WHAT TO WORK ON:
Give the number of lines that include the word "Pgas", nothing more.

--- START DATA IN THIS EXERCISE ---

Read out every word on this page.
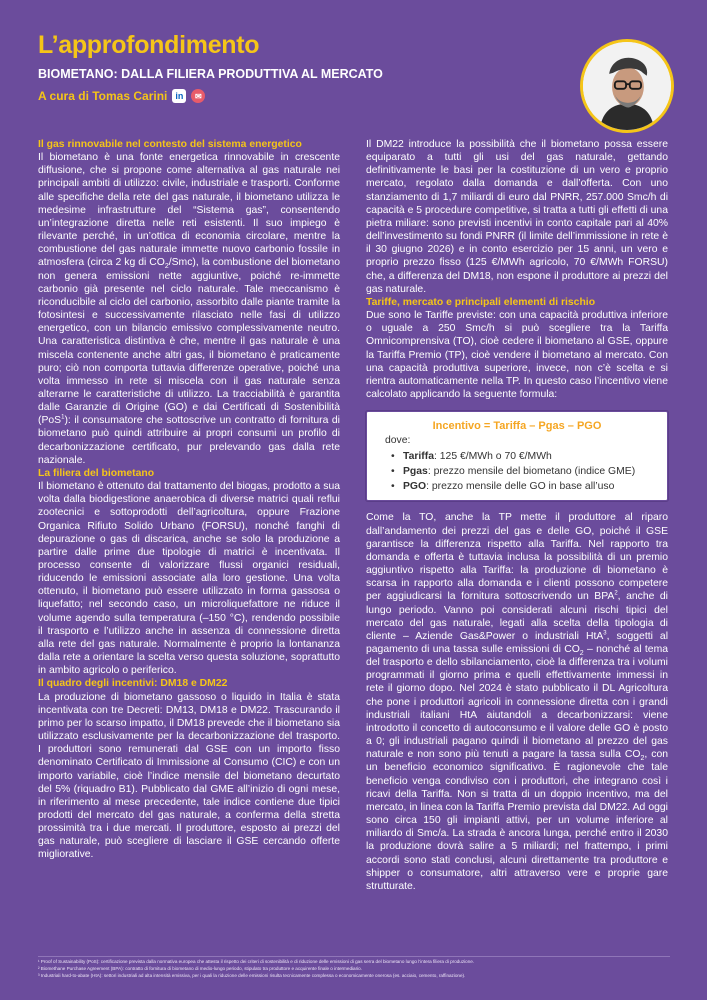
L’approfondimento
BIOMETANO: DALLA FILIERA PRODUTTIVA AL MERCATO
A cura di Tomas Carini in	✉
Il gas rinnovabile nel contesto del sistema energetico

Il biometano è una fonte energetica rinnovabile in crescente diffusione, che si propone come alternativa al gas naturale nei principali ambiti di utilizzo: civile, industriale e trasporti. Conforme alle specifiche della rete del gas naturale, il biometano utilizza le medesime infrastrutture del “Sistema gas”, consentendo un’integrazione diretta nelle reti esistenti. Il suo impiego è rilevante perché, in un’ottica di economia circolare, mentre la combustione del gas naturale immette nuovo carbonio fossile in atmosfera (circa 2 kg di $CO_2/Smc$), la combustione del biometano non genera emissioni nette aggiuntive, poiché re-immette carbonio già presente nel ciclo naturale. Tale meccanismo è riconducibile al ciclo del carbonio, assorbito dalle piante tramite la fotosintesi e successivamente rilasciato nelle fasi di utilizzo energetico, con un bilancio emissivo complessivamente neutro. Una caratteristica distintiva è che, mentre il gas naturale è una miscela contenente anche altri gas, il biometano è praticamente puro; ciò non comporta tuttavia differenze operative, poiché una volta immesso in rete si miscela con il gas naturale senza alterarne le caratteristiche di utilizzo. La tracciabilità è garantita dalle Garanzie di Origine (GO) e dai Certificati di Sostenibilità (PoS$^1$): il consumatore che sottoscrive un contratto di fornitura di biometano può quindi attribuire ai propri consumi un profilo di decarbonizzazione certificato, pur prelevando gas dalla rete nazionale.

La filiera del biometano

Il biometano è ottenuto dal trattamento del biogas, prodotto a sua volta dalla biodigestione anaerobica di diverse matrici quali reflui zootecnici e sottoprodotti dell’agricoltura, oppure Frazione Organica Rifiuto Solido Urbano (FORSU), nonché fanghi di depurazione o gas di discarica, anche se solo la produzione a partire dalle prime due tipologie di matrici è incentivata. Il processo consente di valorizzare flussi organici residuali, riducendo le emissioni associate alla loro gestione. Una volta ottenuto, il biometano può essere utilizzato in forma gassosa o liquefatto; nel secondo caso, un microliquefattore ne riduce il volume agendo sulla temperatura (–150 °C), rendendo possibile il trasporto e l’utilizzo anche in assenza di connessione diretta alla rete del gas naturale. Normalmente è proprio la lontananza dalla rete a orientare la scelta verso questa soluzione, soprattutto in ambito agricolo o periferico.

Il quadro degli incentivi: DM18 e DM22

La produzione di biometano gassoso o liquido in Italia è stata incentivata con tre Decreti: DM13, DM18 e DM22. Trascurando il primo per lo scarso impatto, il DM18 prevede che il biometano sia utilizzato esclusivamente per la decarbonizzazione del trasporto. I produttori sono remunerati dal GSE con un importo fisso denominato Certificato di Immissione al Consumo (CIC) e con un importo variabile, cioè l’indice mensile del biometano decurtato del 5% (riquadro B1). Pubblicato dal GME all’inizio di ogni mese, in riferimento al mese precedente, tale indice contiene due tipici prodotti del mercato del gas naturale, a conferma della stretta prossimità tra i due mercati. Il produttore, esposto ai prezzi del gas naturale, può scegliere di lasciare il GSE cercando offerte migliorative.

Il DM22 introduce la possibilità che il biometano possa essere equiparato a tutti gli usi del gas naturale, gettando definitivamente le basi per la costituzione di un vero e proprio mercato, regolato dalla domanda e dall’offerta. Con uno stanziamento di 1,7 miliardi di euro dal PNRR, 257.000 Smc/h di capacità e 5 procedure competitive, si tratta a tutti gli effetti di una pietra miliare: sono previsti incentivi in conto capitale pari al 40% dell’investimento su fondi PNRR (il limite dell’immissione in rete è il 30 giugno 2026) e in conto esercizio per 15 anni, un vero e proprio prezzo fisso (125 €/MWh agricolo, 70 €/MWh FORSU) che, a differenza del DM18, non espone il produttore ai prezzi del gas naturale.

Tariffe, mercato e principali elementi di rischio

Due sono le Tariffe previste: con una capacità produttiva inferiore o uguale a 250 Smc/h si può scegliere tra la Tariffa Omnicomprensiva (TO), cioè cedere il biometano al GSE, oppure la Tariffa Premio (TP), cioè vendere il biometano al mercato. Con una capacità produttiva superiore, invece, non c’è scelta e si rientra automaticamente nella TP. In questo caso l’incentivo viene calcolato applicando la seguente formula:

Incentivo = Tariffa – Pgas – PGO
dove:
• Tariffa: 125 €/MWh o 70 €/MWh
• Pgas: prezzo mensile del biometano (indice GME)
• PGO: prezzo mensile delle GO in base all’uso

Come la TO, anche la TP mette il produttore al riparo dall’andamento dei prezzi del gas e delle GO, poiché il GSE garantisce la differenza rispetto alla Tariffa. Nel rapporto tra domanda e offerta è tuttavia inclusa la possibilità di un premio aggiuntivo rispetto alla Tariffa: la produzione di biometano è scarsa in rapporto alla domanda e i clienti possono competere per aggiudicarsi la fornitura sottoscrivendo un BPA$^2$, anche di lungo periodo. Vanno poi considerati alcuni rischi tipici del mercato del gas naturale, legati alla scelta della tipologia di cliente – Aziende Gas&Power o industriali HtA$^3$, soggetti al pagamento di una tassa sulle emissioni di $CO_2$ – nonché al tema del trasporto e dello sbilanciamento, cioè la differenza tra i volumi programmati il giorno prima e quelli effettivamente immessi in rete il giorno dopo. Nel 2024 è stato pubblicato il DL Agricoltura che pone i produttori agricoli in connessione diretta con i grandi industriali italiani HtA aiutandoli a decarbonizzarsi: viene introdotto il concetto di autoconsumo e il valore delle GO è posto a 0; gli industriali pagano quindi il biometano al prezzo del gas naturale e non sono più tenuti a pagare la tassa sulla $CO_2$, con un beneficio economico significativo. È ragionevole che tale beneficio venga condiviso con i produttori, che integrano così i ricavi della Tariffa. Non si tratta di un doppio incentivo, ma del mercato, in linea con la Tariffa Premio prevista dal DM22. Ad oggi sono circa 150 gli impianti attivi, per un volume inferiore al miliardo di Smc/a. La strada è ancora lunga, perché entro il 2030 la produzione dovrà salire a 5 miliardi; nel frattempo, i primi accordi sono stati conclusi, alcuni direttamente tra produttore e shipper o consumatore, altri attraverso vere e proprie gare strutturate.

¹ Proof of Sustainability (PoS): certificazione prevista dalla normativa europea che attesta il rispetto dei criteri di sostenibilità e di riduzione delle emissioni di gas serra del biometano lungo l’intera filiera di produzione.
² Biomethane Purchase Agreement (BPA): contratto di fornitura di biometano di medio-lungo periodo, stipulato tra produttore e acquirente finale o intermediario.
³ Industriali hard-to-abate (HtA): settori industriali ad alta intensità emissiva, per i quali la riduzione delle emissioni risulta tecnicamente complessa o economicamente onerosa (es. acciaio, cemento, raffinazione).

--- END DATA IN THIS EXERCISE ---

REPLY:
2